#### [PROBLEM TO SOLVE]
Quote the listing below in full and exactly as written, but omit every picture.
# START OF DATA FOR THE TASK
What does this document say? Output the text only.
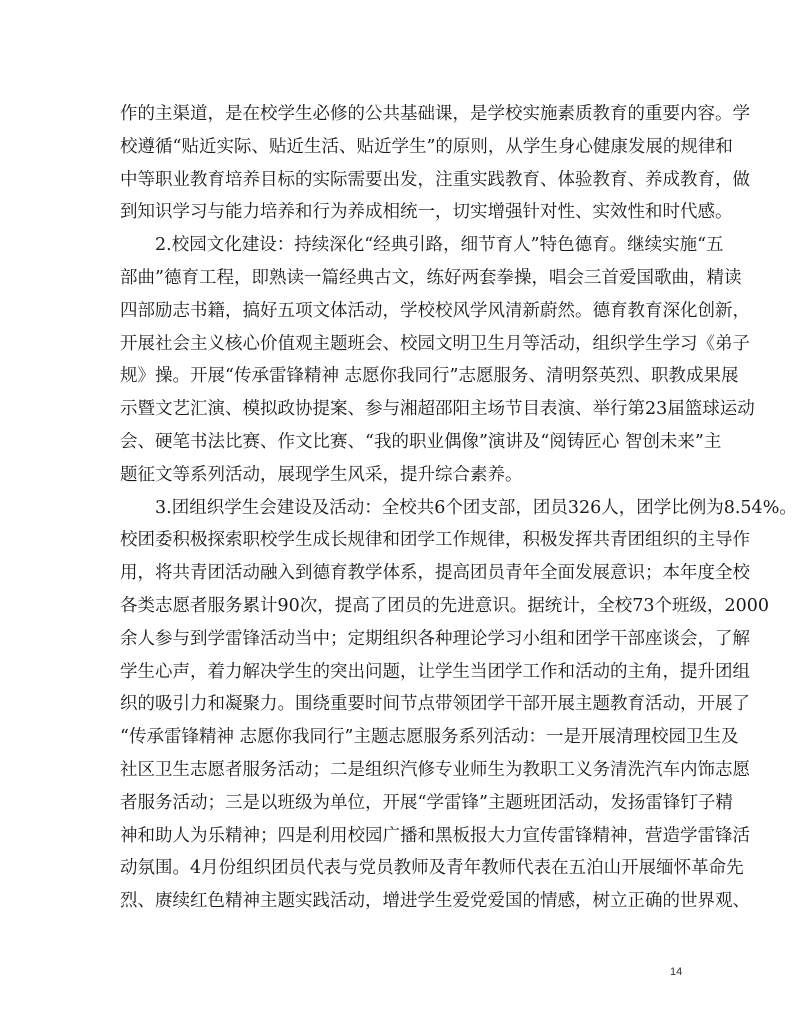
作的主渠道，是在校学生必修的公共基础课，是学校实施素质教育的重要内容。学
校遵循“贴近实际、贴近生活、贴近学生”的原则，从学生身心健康发展的规律和
中等职业教育培养目标的实际需要出发，注重实践教育、体验教育、养成教育，做
到知识学习与能力培养和行为养成相统一，切实增强针对性、实效性和时代感。
2.校园文化建设：持续深化“经典引路，细节育人”特色德育。继续实施“五
部曲”德育工程，即熟读一篇经典古文，练好两套拳操，唱会三首爱国歌曲，精读
四部励志书籍，搞好五项文体活动，学校校风学风清新蔚然。德育教育深化创新，
开展社会主义核心价值观主题班会、校园文明卫生月等活动，组织学生学习《弟子
规》操。开展“传承雷锋精神 志愿你我同行”志愿服务、清明祭英烈、职教成果展
示暨文艺汇演、模拟政协提案、参与湘超邵阳主场节目表演、举行第23届篮球运动
会、硬笔书法比赛、作文比赛、“我的职业偶像”演讲及“阅铸匠心 智创未来”主
题征文等系列活动，展现学生风采，提升综合素养。
3.团组织学生会建设及活动：全校共6个团支部，团员326人，团学比例为8.54%。
校团委积极探索职校学生成长规律和团学工作规律，积极发挥共青团组织的主导作
用，将共青团活动融入到德育教学体系，提高团员青年全面发展意识；本年度全校
各类志愿者服务累计90次，提高了团员的先进意识。据统计，全校73个班级，2000
余人参与到学雷锋活动当中；定期组织各种理论学习小组和团学干部座谈会，了解
学生心声，着力解决学生的突出问题，让学生当团学工作和活动的主角，提升团组
织的吸引力和凝聚力。围绕重要时间节点带领团学干部开展主题教育活动，开展了
“传承雷锋精神 志愿你我同行”主题志愿服务系列活动：一是开展清理校园卫生及
社区卫生志愿者服务活动；二是组织汽修专业师生为教职工义务清洗汽车内饰志愿
者服务活动；三是以班级为单位，开展“学雷锋”主题班团活动，发扬雷锋钉子精
神和助人为乐精神；四是利用校园广播和黑板报大力宣传雷锋精神，营造学雷锋活
动氛围。4月份组织团员代表与党员教师及青年教师代表在五泊山开展缅怀革命先
烈、赓续红色精神主题实践活动，增进学生爱党爱国的情感，树立正确的世界观、
14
# END OF DATA FOR THE TASK
#### [FINAL ANSWER]
What does this document say? Output the text only.
作的主渠道，是在校学生必修的公共基础课，是学校实施素质教育的重要内容。学
校遵循“贴近实际、贴近生活、贴近学生”的原则，从学生身心健康发展的规律和
中等职业教育培养目标的实际需要出发，注重实践教育、体验教育、养成教育，做
到知识学习与能力培养和行为养成相统一，切实增强针对性、实效性和时代感。
2.校园文化建设：持续深化“经典引路，细节育人”特色德育。继续实施“五
部曲”德育工程，即熟读一篇经典古文，练好两套拳操，唱会三首爱国歌曲，精读
四部励志书籍，搞好五项文体活动，学校校风学风清新蔚然。德育教育深化创新，
开展社会主义核心价值观主题班会、校园文明卫生月等活动，组织学生学习《弟子
规》操。开展“传承雷锋精神 志愿你我同行”志愿服务、清明祭英烈、职教成果展
示暨文艺汇演、模拟政协提案、参与湘超邵阳主场节目表演、举行第23届篮球运动
会、硬笔书法比赛、作文比赛、“我的职业偶像”演讲及“阅铸匠心 智创未来”主
题征文等系列活动，展现学生风采，提升综合素养。
3.团组织学生会建设及活动：全校共6个团支部，团员326人，团学比例为8.54%。
校团委积极探索职校学生成长规律和团学工作规律，积极发挥共青团组织的主导作
用，将共青团活动融入到德育教学体系，提高团员青年全面发展意识；本年度全校
各类志愿者服务累计90次，提高了团员的先进意识。据统计，全校73个班级，2000
余人参与到学雷锋活动当中；定期组织各种理论学习小组和团学干部座谈会，了解
学生心声，着力解决学生的突出问题，让学生当团学工作和活动的主角，提升团组
织的吸引力和凝聚力。围绕重要时间节点带领团学干部开展主题教育活动，开展了
“传承雷锋精神 志愿你我同行”主题志愿服务系列活动：一是开展清理校园卫生及
社区卫生志愿者服务活动；二是组织汽修专业师生为教职工义务清洗汽车内饰志愿
者服务活动；三是以班级为单位，开展“学雷锋”主题班团活动，发扬雷锋钉子精
神和助人为乐精神；四是利用校园广播和黑板报大力宣传雷锋精神，营造学雷锋活
动氛围。4月份组织团员代表与党员教师及青年教师代表在五泊山开展缅怀革命先
烈、赓续红色精神主题实践活动，增进学生爱党爱国的情感，树立正确的世界观、
14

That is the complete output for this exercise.